Gather from the material every line that contains the string "this".

Part of a data file
········
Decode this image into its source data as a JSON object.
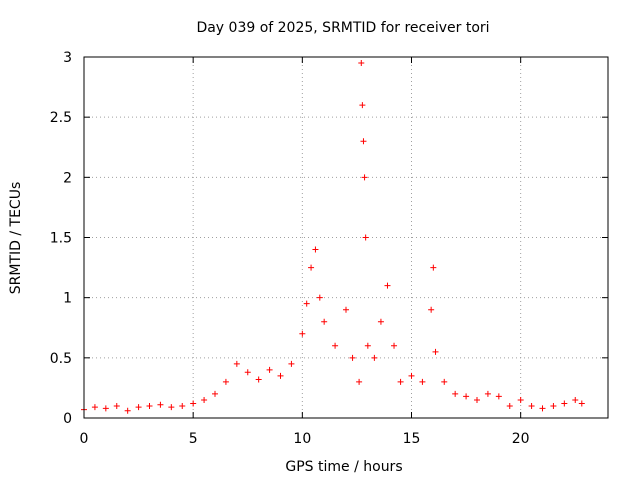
{
  "chart_data": {
    "type": "scatter",
    "title": "Day 039 of 2025, SRMTID for receiver tori",
    "xlabel": "GPS time / hours",
    "ylabel": "SRMTID / TECUs",
    "xlim": [
      0,
      24
    ],
    "ylim": [
      0,
      3
    ],
    "x_ticks": [
      "0",
      "5",
      "10",
      "15",
      "20"
    ],
    "y_ticks": [
      "0",
      "0.5",
      "1",
      "1.5",
      "2",
      "2.5",
      "3"
    ],
    "grid": true,
    "marker": "+",
    "colors": {
      "series": "#ff0000",
      "grid": "#a0a0a0",
      "axes": "#000000"
    },
    "series": [
      {
        "name": "tori",
        "x": [
          0,
          0.5,
          1,
          1.5,
          2,
          2.5,
          3,
          3.5,
          4,
          4.5,
          5,
          5.5,
          6,
          6.5,
          7,
          7.5,
          8,
          8.5,
          9,
          9.5,
          10,
          10.2,
          10.4,
          10.6,
          10.8,
          11,
          11.5,
          12,
          12.3,
          12.6,
          12.7,
          12.75,
          12.8,
          12.85,
          12.9,
          13,
          13.3,
          13.6,
          13.9,
          14.2,
          14.5,
          15,
          15.5,
          15.9,
          16,
          16.1,
          16.5,
          17,
          17.5,
          18,
          18.5,
          19,
          19.5,
          20,
          20.5,
          21,
          21.5,
          22,
          22.5,
          22.8
        ],
        "y": [
          0.07,
          0.09,
          0.08,
          0.1,
          0.06,
          0.09,
          0.1,
          0.11,
          0.09,
          0.1,
          0.12,
          0.15,
          0.2,
          0.3,
          0.45,
          0.38,
          0.32,
          0.4,
          0.35,
          0.45,
          0.7,
          0.95,
          1.25,
          1.4,
          1.0,
          0.8,
          0.6,
          0.9,
          0.5,
          0.3,
          2.95,
          2.6,
          2.3,
          2.0,
          1.5,
          0.6,
          0.5,
          0.8,
          1.1,
          0.6,
          0.3,
          0.35,
          0.3,
          0.9,
          1.25,
          0.55,
          0.3,
          0.2,
          0.18,
          0.15,
          0.2,
          0.18,
          0.1,
          0.15,
          0.1,
          0.08,
          0.1,
          0.12,
          0.15,
          0.12
        ]
      }
    ]
  }
}
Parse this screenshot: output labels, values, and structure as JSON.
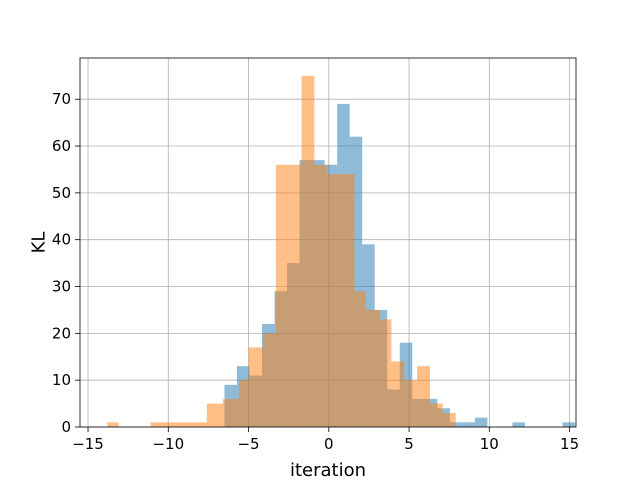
{
  "chart_data": {
    "type": "histogram",
    "title": "",
    "xlabel": "iteration",
    "ylabel": "KL",
    "xlim": [
      -15.5,
      15.4
    ],
    "ylim": [
      0,
      78.8
    ],
    "xticks": [
      -15,
      -10,
      -5,
      0,
      5,
      10,
      15
    ],
    "xtick_labels": [
      "−15",
      "−10",
      "−5",
      "0",
      "5",
      "10",
      "15"
    ],
    "yticks": [
      0,
      10,
      20,
      30,
      40,
      50,
      60,
      70
    ],
    "grid": true,
    "legend": false,
    "series": [
      {
        "color": "#1f77b4",
        "alpha": 0.5,
        "bin_start": -6.5,
        "bin_width": 0.78,
        "counts": [
          9,
          13,
          11,
          22,
          29,
          35,
          57,
          57,
          56,
          69,
          62,
          39,
          25,
          8,
          18,
          6,
          6,
          4,
          1,
          1,
          2,
          0,
          0,
          1,
          0,
          0,
          0,
          1
        ]
      },
      {
        "color": "#ff7f0e",
        "alpha": 0.5,
        "bins": [
          [
            -13.8,
            -13.1,
            1
          ],
          [
            -13.1,
            -11.1,
            0
          ],
          [
            -11.1,
            -7.6,
            1
          ],
          [
            -7.6,
            -6.6,
            5
          ],
          [
            -6.6,
            -5.6,
            6
          ],
          [
            -5.6,
            -5.0,
            10
          ],
          [
            -5.0,
            -4.1,
            17
          ],
          [
            -4.1,
            -3.3,
            20
          ],
          [
            -3.3,
            -2.5,
            56
          ],
          [
            -2.5,
            -1.7,
            56
          ],
          [
            -1.7,
            -0.9,
            75
          ],
          [
            -0.9,
            -0.1,
            56
          ],
          [
            -0.1,
            0.7,
            54
          ],
          [
            0.7,
            1.6,
            54
          ],
          [
            1.6,
            2.3,
            29
          ],
          [
            2.3,
            3.2,
            25
          ],
          [
            3.2,
            3.9,
            23
          ],
          [
            3.9,
            4.7,
            14
          ],
          [
            4.7,
            5.5,
            10
          ],
          [
            5.5,
            6.3,
            13
          ],
          [
            6.3,
            7.1,
            5
          ],
          [
            7.1,
            7.9,
            3
          ]
        ]
      }
    ]
  }
}
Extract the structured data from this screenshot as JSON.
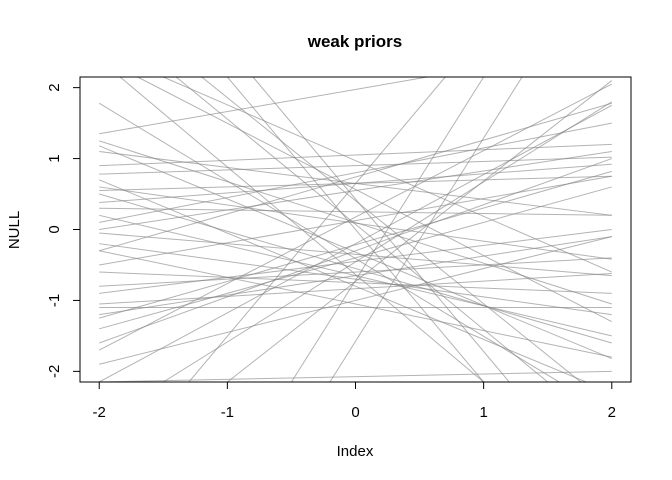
{
  "chart_data": {
    "type": "line",
    "title": "weak priors",
    "xlabel": "Index",
    "ylabel": "NULL",
    "xlim": [
      -2.15,
      2.15
    ],
    "ylim": [
      -2.15,
      2.15
    ],
    "x_ticks": [
      "-2",
      "-1",
      "0",
      "1",
      "2"
    ],
    "y_ticks": [
      "-2",
      "-1",
      "0",
      "1",
      "2"
    ],
    "line_color": "#808080",
    "line_opacity": 0.6,
    "grid": false,
    "legend": "none",
    "series": [
      {
        "x": [
          -2,
          2
        ],
        "y": [
          -2.15,
          1.75
        ]
      },
      {
        "x": [
          -2,
          2
        ],
        "y": [
          -1.6,
          1.0
        ]
      },
      {
        "x": [
          -2,
          2
        ],
        "y": [
          -1.25,
          0.82
        ]
      },
      {
        "x": [
          -2,
          2
        ],
        "y": [
          -1.05,
          -0.62
        ]
      },
      {
        "x": [
          -2,
          2
        ],
        "y": [
          -0.3,
          1.78
        ]
      },
      {
        "x": [
          -2,
          2
        ],
        "y": [
          -0.05,
          -0.65
        ]
      },
      {
        "x": [
          -2,
          2
        ],
        "y": [
          0.3,
          0.2
        ]
      },
      {
        "x": [
          -2,
          2
        ],
        "y": [
          0.6,
          -0.42
        ]
      },
      {
        "x": [
          -2,
          2
        ],
        "y": [
          0.78,
          1.02
        ]
      },
      {
        "x": [
          -2,
          2
        ],
        "y": [
          1.18,
          -1.82
        ]
      },
      {
        "x": [
          -2,
          2
        ],
        "y": [
          1.35,
          2.6
        ]
      },
      {
        "x": [
          -2,
          2
        ],
        "y": [
          1.78,
          -2.6
        ]
      },
      {
        "x": [
          -2,
          2
        ],
        "y": [
          -1.9,
          -0.1
        ]
      },
      {
        "x": [
          -2,
          2
        ],
        "y": [
          -0.2,
          -1.2
        ]
      },
      {
        "x": [
          -2,
          2
        ],
        "y": [
          0.38,
          0.92
        ]
      },
      {
        "x": [
          -2,
          2
        ],
        "y": [
          -1.4,
          0.6
        ]
      },
      {
        "x": [
          -2,
          2
        ],
        "y": [
          0.5,
          -1.6
        ]
      },
      {
        "x": [
          -2,
          2
        ],
        "y": [
          -0.5,
          0.75
        ]
      },
      {
        "x": [
          -2,
          2
        ],
        "y": [
          0.1,
          1.5
        ]
      },
      {
        "x": [
          -2,
          2
        ],
        "y": [
          -2.15,
          -2.0
        ]
      },
      {
        "x": [
          -2,
          2
        ],
        "y": [
          0.9,
          1.2
        ]
      },
      {
        "x": [
          -2,
          2
        ],
        "y": [
          -0.8,
          -0.4
        ]
      },
      {
        "x": [
          -2,
          2
        ],
        "y": [
          -1.7,
          2.05
        ]
      },
      {
        "x": [
          -1.5,
          2
        ],
        "y": [
          2.15,
          -0.6
        ]
      },
      {
        "x": [
          -1.2,
          2
        ],
        "y": [
          2.15,
          -2.5
        ]
      },
      {
        "x": [
          -1.0,
          1.0
        ],
        "y": [
          2.15,
          -2.15
        ]
      },
      {
        "x": [
          -2.2,
          1.0
        ],
        "y": [
          2.7,
          -2.15
        ]
      },
      {
        "x": [
          -0.8,
          1.2
        ],
        "y": [
          2.15,
          -2.15
        ]
      },
      {
        "x": [
          -1.4,
          1.5
        ],
        "y": [
          2.15,
          -2.15
        ]
      },
      {
        "x": [
          -1.5,
          2.0
        ],
        "y": [
          -2.15,
          1.8
        ]
      },
      {
        "x": [
          -1.0,
          2.0
        ],
        "y": [
          -2.15,
          2.1
        ]
      },
      {
        "x": [
          -0.5,
          1.0
        ],
        "y": [
          -2.15,
          2.15
        ]
      },
      {
        "x": [
          -1.3,
          0.7
        ],
        "y": [
          -2.15,
          2.15
        ]
      },
      {
        "x": [
          -0.2,
          1.3
        ],
        "y": [
          -2.15,
          2.15
        ]
      },
      {
        "x": [
          -2.0,
          2.0
        ],
        "y": [
          -0.3,
          -1.8
        ]
      },
      {
        "x": [
          -2.0,
          2.0
        ],
        "y": [
          0.2,
          -1.5
        ]
      },
      {
        "x": [
          -2.0,
          2.0
        ],
        "y": [
          0.7,
          -2.3
        ]
      },
      {
        "x": [
          -2.0,
          2.0
        ],
        "y": [
          -1.2,
          -0.1
        ]
      },
      {
        "x": [
          -2.0,
          2.0
        ],
        "y": [
          0.0,
          1.1
        ]
      },
      {
        "x": [
          -2.0,
          2.0
        ],
        "y": [
          1.1,
          0.2
        ]
      },
      {
        "x": [
          -2.0,
          2.0
        ],
        "y": [
          -0.9,
          0.0
        ]
      },
      {
        "x": [
          -2.0,
          2.0
        ],
        "y": [
          -1.1,
          -1.1
        ]
      },
      {
        "x": [
          -2.0,
          2.0
        ],
        "y": [
          -0.6,
          -0.9
        ]
      },
      {
        "x": [
          -2.0,
          2.0
        ],
        "y": [
          0.55,
          0.75
        ]
      },
      {
        "x": [
          -2.0,
          2.0
        ],
        "y": [
          1.25,
          -1.05
        ]
      },
      {
        "x": [
          -1.7,
          2.0
        ],
        "y": [
          2.15,
          -1.3
        ]
      }
    ]
  }
}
········
_Exercise answer_:
Decode this image into its source data as a JSON object.
Parse this screenshot: output labels, values, and structure as JSON.
Extract the structured data from this screenshot as JSON.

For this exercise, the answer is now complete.